TASK TO CARRY OUT: Copy every entry word for word. Skip the pictures.

===== RECORDED DATA

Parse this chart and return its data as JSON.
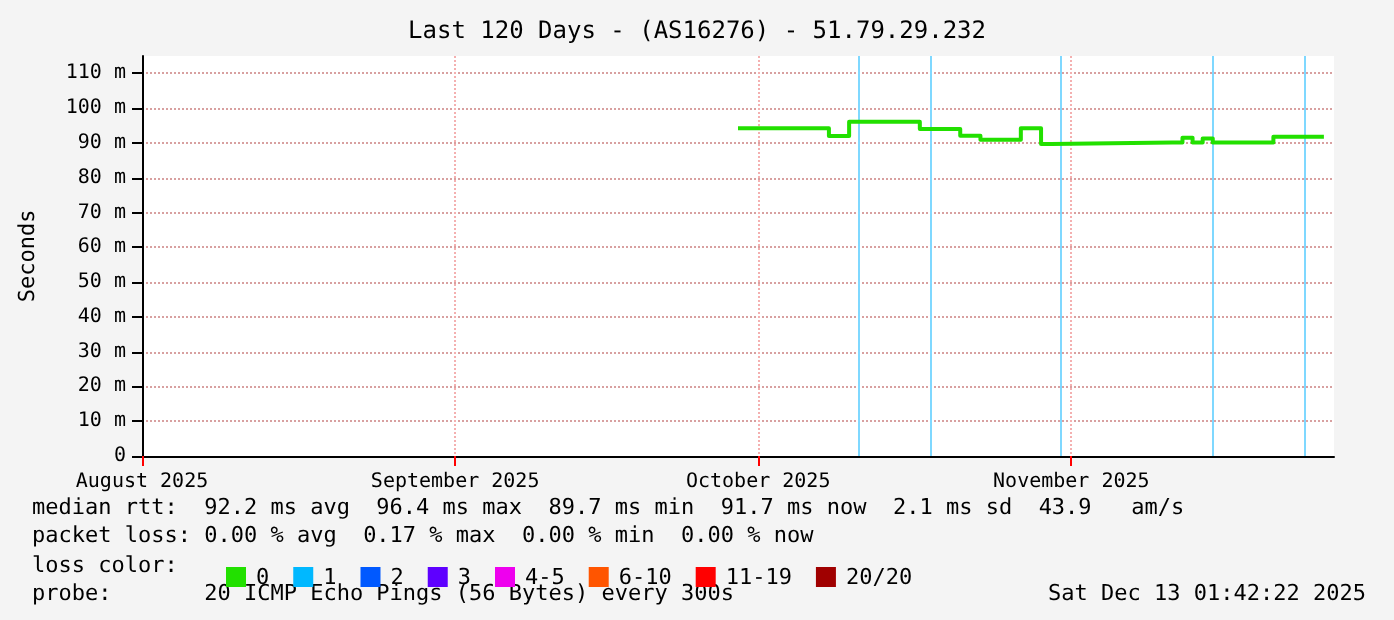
{
  "chart_data": {
    "type": "step",
    "title": "Last 120 Days - (AS16276) - 51.79.29.232",
    "ylabel": "Seconds",
    "xlim": [
      "2025-08-01",
      "2025-11-27"
    ],
    "xticks": [
      {
        "value": "2025-08-01",
        "label": "August 2025"
      },
      {
        "value": "2025-09-01",
        "label": "September 2025"
      },
      {
        "value": "2025-10-01",
        "label": "October 2025"
      },
      {
        "value": "2025-11-01",
        "label": "November 2025"
      }
    ],
    "ylim": [
      0,
      115
    ],
    "yticks": [
      0,
      {
        "value": 10,
        "label": "10 m"
      },
      {
        "value": 20,
        "label": "20 m"
      },
      {
        "value": 30,
        "label": "30 m"
      },
      {
        "value": 40,
        "label": "40 m"
      },
      {
        "value": 50,
        "label": "50 m"
      },
      {
        "value": 60,
        "label": "60 m"
      },
      {
        "value": 70,
        "label": "70 m"
      },
      {
        "value": 80,
        "label": "80 m"
      },
      {
        "value": 90,
        "label": "90 m"
      },
      {
        "value": 100,
        "label": "100 m"
      },
      {
        "value": 110,
        "label": "110 m"
      }
    ],
    "grid": true,
    "legend": "bottom",
    "series": [
      {
        "name": "0",
        "color": "#22e000",
        "x": [
          "2025-09-29",
          "2025-10-07",
          "2025-10-08",
          "2025-10-09",
          "2025-10-10",
          "2025-10-16",
          "2025-10-17",
          "2025-10-20",
          "2025-10-21",
          "2025-10-22",
          "2025-10-23",
          "2025-10-26",
          "2025-10-27",
          "2025-10-28",
          "2025-10-29",
          "2025-10-30",
          "2025-11-11",
          "2025-11-12",
          "2025-11-13",
          "2025-11-14",
          "2025-11-15",
          "2025-11-20",
          "2025-11-21",
          "2025-11-26"
        ],
        "values": [
          94.2,
          94.2,
          92.0,
          92.0,
          96.1,
          96.1,
          94.0,
          94.0,
          92.1,
          92.1,
          90.9,
          90.9,
          94.2,
          94.2,
          89.7,
          90.1,
          90.1,
          91.5,
          90.1,
          91.3,
          90.1,
          90.1,
          91.8,
          91.8
        ]
      },
      {
        "name": "1",
        "color": "#00b8ff"
      },
      {
        "name": "2",
        "color": "#0059ff"
      },
      {
        "name": "3",
        "color": "#5e00ff"
      },
      {
        "name": "4-5",
        "color": "#ee00ee"
      },
      {
        "name": "6-10",
        "color": "#ff5500"
      },
      {
        "name": "11-19",
        "color": "#ff0000"
      },
      {
        "name": "20/20",
        "color": "#a00000"
      }
    ],
    "ref_lines": [
      {
        "axis": "x",
        "value": "2025-10-11",
        "color": "#7fd8ff"
      },
      {
        "axis": "x",
        "value": "2025-10-18",
        "color": "#7fd8ff"
      },
      {
        "axis": "x",
        "value": "2025-10-31",
        "color": "#7fd8ff"
      },
      {
        "axis": "x",
        "value": "2025-11-15",
        "color": "#7fd8ff"
      },
      {
        "axis": "x",
        "value": "2025-11-24",
        "color": "#7fd8ff"
      }
    ],
    "annotations": [
      "median rtt:  92.2 ms avg  96.4 ms max  89.7 ms min  91.7 ms now  2.1 ms sd  43.9   am/s",
      "packet loss: 0.00 % avg  0.17 % max  0.00 % min  0.00 % now",
      "loss color:",
      "probe:       20 ICMP Echo Pings (56 Bytes) every 300s",
      "Sat Dec 13 01:42:22 2025"
    ]
  }
}
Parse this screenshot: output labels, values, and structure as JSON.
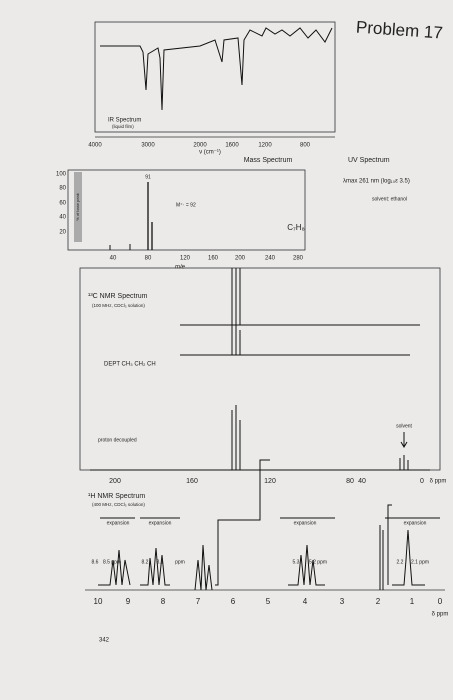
{
  "header": {
    "title": "Problem 17"
  },
  "ir": {
    "title": "IR Spectrum",
    "subtitle": "(liquid film)",
    "xticks": [
      "4000",
      "3000",
      "2000",
      "1600",
      "1200",
      "800"
    ],
    "xlabel": "ν (cm⁻¹)"
  },
  "mass": {
    "title": "Mass Spectrum",
    "yticks": [
      "100",
      "80",
      "60",
      "40",
      "20"
    ],
    "ylabel": "% of base peak",
    "xticks": [
      "40",
      "80",
      "120",
      "160",
      "200",
      "240",
      "280"
    ],
    "xlabel": "m/e",
    "peak_label": "91",
    "molecular_ion": "M⁺· = 92"
  },
  "uv": {
    "title": "UV Spectrum",
    "lambda": "λmax 261 nm (log₁₀ε 3.5)",
    "solvent": "solvent: ethanol"
  },
  "formula": "C₇H₈",
  "c13": {
    "title": "¹³C NMR Spectrum",
    "subtitle": "(100 MHz, CDCl₃ solution)",
    "dept": "DEPT CH₃ CH₂ CH",
    "decoupled": "proton decoupled",
    "solvent": "solvent",
    "xticks": [
      "200",
      "160",
      "120",
      "80",
      "40",
      "0"
    ],
    "xlabel": "δ ppm"
  },
  "h1": {
    "title": "¹H NMR Spectrum",
    "subtitle": "(400 MHz, CDCl₃ solution)",
    "expansions": [
      "expansion",
      "expansion",
      "expansion",
      "expansion"
    ],
    "expansion_ticks": [
      "8.6",
      "8.5 ppm",
      "8.2",
      "8.1",
      "ppm",
      "5.3",
      "5.2 ppm",
      "2.2",
      "2.1 ppm"
    ],
    "xticks": [
      "10",
      "9",
      "8",
      "7",
      "6",
      "5",
      "4",
      "3",
      "2",
      "1",
      "0"
    ],
    "xlabel": "δ ppm"
  },
  "footer": {
    "page": "342"
  }
}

==========

FULL SOLUTION:
Parse this chart and return its data as JSON.
{
  "chart_data": {
    "type": "step",
    "title": "Last 120 Days - (AS16276) - 51.79.29.232",
    "ylabel": "Seconds",
    "xlim": [
      "2025-08-01",
      "2025-11-27"
    ],
    "xticks": [
      {
        "value": "2025-08-01",
        "label": "August 2025"
      },
      {
        "value": "2025-09-01",
        "label": "September 2025"
      },
      {
        "value": "2025-10-01",
        "label": "October 2025"
      },
      {
        "value": "2025-11-01",
        "label": "November 2025"
      }
    ],
    "ylim": [
      0,
      115
    ],
    "yticks": [
      0,
      {
        "value": 10,
        "label": "10 m"
      },
      {
        "value": 20,
        "label": "20 m"
      },
      {
        "value": 30,
        "label": "30 m"
      },
      {
        "value": 40,
        "label": "40 m"
      },
      {
        "value": 50,
        "label": "50 m"
      },
      {
        "value": 60,
        "label": "60 m"
      },
      {
        "value": 70,
        "label": "70 m"
      },
      {
        "value": 80,
        "label": "80 m"
      },
      {
        "value": 90,
        "label": "90 m"
      },
      {
        "value": 100,
        "label": "100 m"
      },
      {
        "value": 110,
        "label": "110 m"
      }
    ],
    "grid": true,
    "legend": "bottom",
    "series": [
      {
        "name": "0",
        "color": "#22e000",
        "x": [
          "2025-09-29",
          "2025-10-07",
          "2025-10-08",
          "2025-10-09",
          "2025-10-10",
          "2025-10-16",
          "2025-10-17",
          "2025-10-20",
          "2025-10-21",
          "2025-10-22",
          "2025-10-23",
          "2025-10-26",
          "2025-10-27",
          "2025-10-28",
          "2025-10-29",
          "2025-10-30",
          "2025-11-11",
          "2025-11-12",
          "2025-11-13",
          "2025-11-14",
          "2025-11-15",
          "2025-11-20",
          "2025-11-21",
          "2025-11-26"
        ],
        "values": [
          94.2,
          94.2,
          92.0,
          92.0,
          96.1,
          96.1,
          94.0,
          94.0,
          92.1,
          92.1,
          90.9,
          90.9,
          94.2,
          94.2,
          89.7,
          90.1,
          90.1,
          91.5,
          90.1,
          91.3,
          90.1,
          90.1,
          91.8,
          91.8
        ]
      },
      {
        "name": "1",
        "color": "#00b8ff"
      },
      {
        "name": "2",
        "color": "#0059ff"
      },
      {
        "name": "3",
        "color": "#5e00ff"
      },
      {
        "name": "4-5",
        "color": "#ee00ee"
      },
      {
        "name": "6-10",
        "color": "#ff5500"
      },
      {
        "name": "11-19",
        "color": "#ff0000"
      },
      {
        "name": "20/20",
        "color": "#a00000"
      }
    ],
    "ref_lines": [
      {
        "axis": "x",
        "value": "2025-10-11",
        "color": "#7fd8ff"
      },
      {
        "axis": "x",
        "value": "2025-10-18",
        "color": "#7fd8ff"
      },
      {
        "axis": "x",
        "value": "2025-10-31",
        "color": "#7fd8ff"
      },
      {
        "axis": "x",
        "value": "2025-11-15",
        "color": "#7fd8ff"
      },
      {
        "axis": "x",
        "value": "2025-11-24",
        "color": "#7fd8ff"
      }
    ],
    "annotations": [
      "median rtt:  92.2 ms avg  96.4 ms max  89.7 ms min  91.7 ms now  2.1 ms sd  43.9   am/s",
      "packet loss: 0.00 % avg  0.17 % max  0.00 % min  0.00 % now",
      "loss color:",
      "probe:       20 ICMP Echo Pings (56 Bytes) every 300s",
      "Sat Dec 13 01:42:22 2025"
    ]
  }
}
Parse this screenshot: output labels, values, and structure as JSON.
{
  "header": {
    "title": "Problem 17"
  },
  "ir": {
    "title": "IR Spectrum",
    "subtitle": "(liquid film)",
    "xticks": [
      "4000",
      "3000",
      "2000",
      "1600",
      "1200",
      "800"
    ],
    "xlabel": "ν (cm⁻¹)"
  },
  "mass": {
    "title": "Mass Spectrum",
    "yticks": [
      "100",
      "80",
      "60",
      "40",
      "20"
    ],
    "ylabel": "% of base peak",
    "xticks": [
      "40",
      "80",
      "120",
      "160",
      "200",
      "240",
      "280"
    ],
    "xlabel": "m/e",
    "peak_label": "91",
    "molecular_ion": "M⁺· = 92"
  },
  "uv": {
    "title": "UV Spectrum",
    "lambda": "λmax 261 nm (log₁₀ε 3.5)",
    "solvent": "solvent: ethanol"
  },
  "formula": "C₇H₈",
  "c13": {
    "title": "¹³C NMR Spectrum",
    "subtitle": "(100 MHz, CDCl₃ solution)",
    "dept": "DEPT CH₃ CH₂ CH",
    "decoupled": "proton decoupled",
    "solvent": "solvent",
    "xticks": [
      "200",
      "160",
      "120",
      "80",
      "40",
      "0"
    ],
    "xlabel": "δ ppm"
  },
  "h1": {
    "title": "¹H NMR Spectrum",
    "subtitle": "(400 MHz, CDCl₃ solution)",
    "expansions": [
      "expansion",
      "expansion",
      "expansion",
      "expansion"
    ],
    "expansion_ticks": [
      "8.6",
      "8.5 ppm",
      "8.2",
      "8.1",
      "ppm",
      "5.3",
      "5.2 ppm",
      "2.2",
      "2.1 ppm"
    ],
    "xticks": [
      "10",
      "9",
      "8",
      "7",
      "6",
      "5",
      "4",
      "3",
      "2",
      "1",
      "0"
    ],
    "xlabel": "δ ppm"
  },
  "footer": {
    "page": "342"
  }
}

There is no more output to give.